Data extracted from a collection
## START

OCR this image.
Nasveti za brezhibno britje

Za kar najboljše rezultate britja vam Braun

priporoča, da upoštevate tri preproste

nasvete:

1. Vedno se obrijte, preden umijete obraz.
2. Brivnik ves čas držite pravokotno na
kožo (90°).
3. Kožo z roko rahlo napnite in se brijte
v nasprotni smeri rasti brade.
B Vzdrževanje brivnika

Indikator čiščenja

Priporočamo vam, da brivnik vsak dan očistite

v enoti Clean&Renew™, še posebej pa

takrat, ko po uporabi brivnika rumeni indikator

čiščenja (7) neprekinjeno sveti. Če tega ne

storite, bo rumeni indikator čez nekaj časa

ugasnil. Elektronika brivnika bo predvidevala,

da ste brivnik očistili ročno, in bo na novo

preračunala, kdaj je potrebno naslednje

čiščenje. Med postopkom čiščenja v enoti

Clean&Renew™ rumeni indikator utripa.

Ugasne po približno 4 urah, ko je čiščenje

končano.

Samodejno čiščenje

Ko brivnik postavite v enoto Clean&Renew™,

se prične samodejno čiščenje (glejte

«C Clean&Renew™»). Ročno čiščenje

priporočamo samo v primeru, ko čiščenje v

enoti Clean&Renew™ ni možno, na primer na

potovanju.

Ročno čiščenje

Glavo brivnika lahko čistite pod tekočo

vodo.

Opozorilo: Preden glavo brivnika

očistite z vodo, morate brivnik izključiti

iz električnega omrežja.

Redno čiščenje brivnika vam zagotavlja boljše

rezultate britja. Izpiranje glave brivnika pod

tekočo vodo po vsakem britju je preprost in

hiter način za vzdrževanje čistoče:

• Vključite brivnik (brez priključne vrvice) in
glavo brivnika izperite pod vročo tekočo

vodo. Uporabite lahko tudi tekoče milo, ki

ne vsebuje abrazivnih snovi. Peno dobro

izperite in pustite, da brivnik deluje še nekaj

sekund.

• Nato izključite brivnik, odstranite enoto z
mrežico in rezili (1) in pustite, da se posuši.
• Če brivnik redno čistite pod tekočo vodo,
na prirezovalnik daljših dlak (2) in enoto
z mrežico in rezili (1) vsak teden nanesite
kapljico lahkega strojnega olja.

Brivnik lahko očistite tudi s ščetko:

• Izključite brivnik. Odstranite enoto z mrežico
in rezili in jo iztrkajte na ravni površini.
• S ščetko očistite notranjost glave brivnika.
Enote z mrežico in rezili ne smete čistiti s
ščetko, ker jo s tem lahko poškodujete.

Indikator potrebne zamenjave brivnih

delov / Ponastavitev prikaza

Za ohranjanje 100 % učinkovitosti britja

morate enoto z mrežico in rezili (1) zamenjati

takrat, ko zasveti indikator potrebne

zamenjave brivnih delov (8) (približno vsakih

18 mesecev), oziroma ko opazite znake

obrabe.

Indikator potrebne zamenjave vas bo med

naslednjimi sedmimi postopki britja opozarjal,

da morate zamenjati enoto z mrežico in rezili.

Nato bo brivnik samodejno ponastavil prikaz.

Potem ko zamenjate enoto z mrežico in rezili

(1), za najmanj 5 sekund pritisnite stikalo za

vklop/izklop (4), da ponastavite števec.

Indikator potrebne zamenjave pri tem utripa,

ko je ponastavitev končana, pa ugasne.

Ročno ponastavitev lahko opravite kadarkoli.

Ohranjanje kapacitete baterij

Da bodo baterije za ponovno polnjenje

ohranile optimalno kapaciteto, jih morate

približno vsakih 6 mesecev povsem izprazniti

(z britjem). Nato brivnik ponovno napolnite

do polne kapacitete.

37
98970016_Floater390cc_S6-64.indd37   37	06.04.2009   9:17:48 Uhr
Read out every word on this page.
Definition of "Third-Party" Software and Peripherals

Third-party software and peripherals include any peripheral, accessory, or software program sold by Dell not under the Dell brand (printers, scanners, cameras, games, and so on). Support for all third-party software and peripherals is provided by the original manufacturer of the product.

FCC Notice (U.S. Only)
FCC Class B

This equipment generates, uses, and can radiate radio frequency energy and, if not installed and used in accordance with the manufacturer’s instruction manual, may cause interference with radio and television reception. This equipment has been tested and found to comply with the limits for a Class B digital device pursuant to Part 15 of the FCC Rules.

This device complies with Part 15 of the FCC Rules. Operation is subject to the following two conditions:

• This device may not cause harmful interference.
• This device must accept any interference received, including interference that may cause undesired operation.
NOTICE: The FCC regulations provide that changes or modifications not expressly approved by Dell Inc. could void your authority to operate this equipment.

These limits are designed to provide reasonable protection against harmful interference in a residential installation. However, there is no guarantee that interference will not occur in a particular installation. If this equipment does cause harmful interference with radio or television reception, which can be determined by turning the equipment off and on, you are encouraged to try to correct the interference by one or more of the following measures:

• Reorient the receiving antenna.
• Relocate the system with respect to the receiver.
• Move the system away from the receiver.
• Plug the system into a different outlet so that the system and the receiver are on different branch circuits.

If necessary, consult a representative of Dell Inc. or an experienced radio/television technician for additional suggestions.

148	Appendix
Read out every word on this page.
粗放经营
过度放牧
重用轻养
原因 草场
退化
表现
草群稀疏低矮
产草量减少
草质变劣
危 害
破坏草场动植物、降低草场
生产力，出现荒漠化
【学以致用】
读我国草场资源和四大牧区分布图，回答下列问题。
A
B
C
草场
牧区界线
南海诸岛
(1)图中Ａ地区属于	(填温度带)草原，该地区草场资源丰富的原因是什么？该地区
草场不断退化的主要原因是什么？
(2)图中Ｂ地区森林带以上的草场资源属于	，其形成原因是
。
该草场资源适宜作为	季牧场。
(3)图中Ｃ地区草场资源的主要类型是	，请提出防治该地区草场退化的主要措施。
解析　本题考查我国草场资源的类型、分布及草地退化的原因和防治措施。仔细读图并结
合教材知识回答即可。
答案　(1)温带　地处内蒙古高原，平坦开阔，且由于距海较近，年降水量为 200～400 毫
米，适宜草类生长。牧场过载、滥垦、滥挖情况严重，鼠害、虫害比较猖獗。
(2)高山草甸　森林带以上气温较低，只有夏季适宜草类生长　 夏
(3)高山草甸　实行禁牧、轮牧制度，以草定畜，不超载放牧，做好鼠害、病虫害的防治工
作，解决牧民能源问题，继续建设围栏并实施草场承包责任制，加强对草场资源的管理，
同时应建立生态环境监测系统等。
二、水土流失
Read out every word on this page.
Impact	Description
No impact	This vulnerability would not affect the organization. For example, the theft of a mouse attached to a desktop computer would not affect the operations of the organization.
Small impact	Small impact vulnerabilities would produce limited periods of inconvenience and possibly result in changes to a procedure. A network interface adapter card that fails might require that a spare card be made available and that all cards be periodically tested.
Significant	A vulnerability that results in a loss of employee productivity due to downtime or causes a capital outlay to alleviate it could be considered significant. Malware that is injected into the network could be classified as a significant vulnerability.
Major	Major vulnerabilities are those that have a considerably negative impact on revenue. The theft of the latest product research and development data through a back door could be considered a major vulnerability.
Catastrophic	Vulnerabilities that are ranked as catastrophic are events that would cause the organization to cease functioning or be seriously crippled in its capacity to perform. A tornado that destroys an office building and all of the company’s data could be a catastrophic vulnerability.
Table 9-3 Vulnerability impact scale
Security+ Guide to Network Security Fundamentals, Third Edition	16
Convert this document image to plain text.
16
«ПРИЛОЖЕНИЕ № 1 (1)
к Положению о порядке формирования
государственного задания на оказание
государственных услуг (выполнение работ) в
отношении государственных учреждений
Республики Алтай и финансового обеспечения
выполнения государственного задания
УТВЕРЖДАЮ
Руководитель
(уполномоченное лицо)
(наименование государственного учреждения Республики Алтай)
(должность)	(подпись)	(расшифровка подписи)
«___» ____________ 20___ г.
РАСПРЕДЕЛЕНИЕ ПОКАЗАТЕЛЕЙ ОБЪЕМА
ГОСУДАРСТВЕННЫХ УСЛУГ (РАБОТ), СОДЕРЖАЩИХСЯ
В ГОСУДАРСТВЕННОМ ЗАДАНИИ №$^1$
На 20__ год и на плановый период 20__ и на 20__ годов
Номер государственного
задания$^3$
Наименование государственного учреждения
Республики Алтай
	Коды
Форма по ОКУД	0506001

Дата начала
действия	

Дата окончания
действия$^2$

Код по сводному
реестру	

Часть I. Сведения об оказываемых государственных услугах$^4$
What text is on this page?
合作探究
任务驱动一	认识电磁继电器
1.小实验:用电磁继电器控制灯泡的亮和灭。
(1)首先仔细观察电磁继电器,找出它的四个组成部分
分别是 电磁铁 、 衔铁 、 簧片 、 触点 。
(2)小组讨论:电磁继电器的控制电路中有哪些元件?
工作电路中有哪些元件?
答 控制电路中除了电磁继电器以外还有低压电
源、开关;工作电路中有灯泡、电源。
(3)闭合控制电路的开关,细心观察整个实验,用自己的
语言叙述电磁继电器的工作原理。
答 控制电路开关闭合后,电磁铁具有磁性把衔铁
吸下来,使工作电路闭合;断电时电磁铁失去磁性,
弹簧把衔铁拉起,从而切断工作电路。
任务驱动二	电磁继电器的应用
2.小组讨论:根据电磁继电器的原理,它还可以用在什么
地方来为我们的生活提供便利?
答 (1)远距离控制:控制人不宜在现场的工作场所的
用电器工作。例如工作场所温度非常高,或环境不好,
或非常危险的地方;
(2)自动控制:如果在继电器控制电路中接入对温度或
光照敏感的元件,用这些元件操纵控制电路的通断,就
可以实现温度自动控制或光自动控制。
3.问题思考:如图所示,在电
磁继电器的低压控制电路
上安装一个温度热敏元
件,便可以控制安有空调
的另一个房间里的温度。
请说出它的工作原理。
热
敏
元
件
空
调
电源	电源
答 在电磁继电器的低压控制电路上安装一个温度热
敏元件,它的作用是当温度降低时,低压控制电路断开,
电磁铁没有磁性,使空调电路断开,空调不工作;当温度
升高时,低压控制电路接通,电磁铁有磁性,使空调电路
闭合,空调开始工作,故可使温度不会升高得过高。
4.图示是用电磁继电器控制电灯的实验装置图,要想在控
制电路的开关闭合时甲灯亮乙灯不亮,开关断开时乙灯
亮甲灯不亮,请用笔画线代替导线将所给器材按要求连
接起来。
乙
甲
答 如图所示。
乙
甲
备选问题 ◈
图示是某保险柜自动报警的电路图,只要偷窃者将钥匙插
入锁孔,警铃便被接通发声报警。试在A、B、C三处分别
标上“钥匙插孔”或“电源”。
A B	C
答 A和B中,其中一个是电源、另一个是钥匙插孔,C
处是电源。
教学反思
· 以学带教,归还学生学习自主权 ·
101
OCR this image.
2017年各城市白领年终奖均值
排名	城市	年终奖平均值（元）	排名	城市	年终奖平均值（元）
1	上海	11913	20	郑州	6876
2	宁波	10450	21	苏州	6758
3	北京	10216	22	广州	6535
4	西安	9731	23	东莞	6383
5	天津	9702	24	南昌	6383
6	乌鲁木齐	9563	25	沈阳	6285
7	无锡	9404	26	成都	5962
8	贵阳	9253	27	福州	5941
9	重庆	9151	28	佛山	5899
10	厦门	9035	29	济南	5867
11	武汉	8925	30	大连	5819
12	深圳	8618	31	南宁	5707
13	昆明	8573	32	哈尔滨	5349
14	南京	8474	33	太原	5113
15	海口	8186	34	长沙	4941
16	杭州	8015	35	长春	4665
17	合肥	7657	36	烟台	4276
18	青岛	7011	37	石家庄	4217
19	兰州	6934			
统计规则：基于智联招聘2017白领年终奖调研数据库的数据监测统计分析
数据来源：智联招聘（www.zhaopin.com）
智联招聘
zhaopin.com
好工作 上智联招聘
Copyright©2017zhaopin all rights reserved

## END

Task details: Determine how many lines above contain "Алтай" as a word or string. Give the number alone.

The solution: 3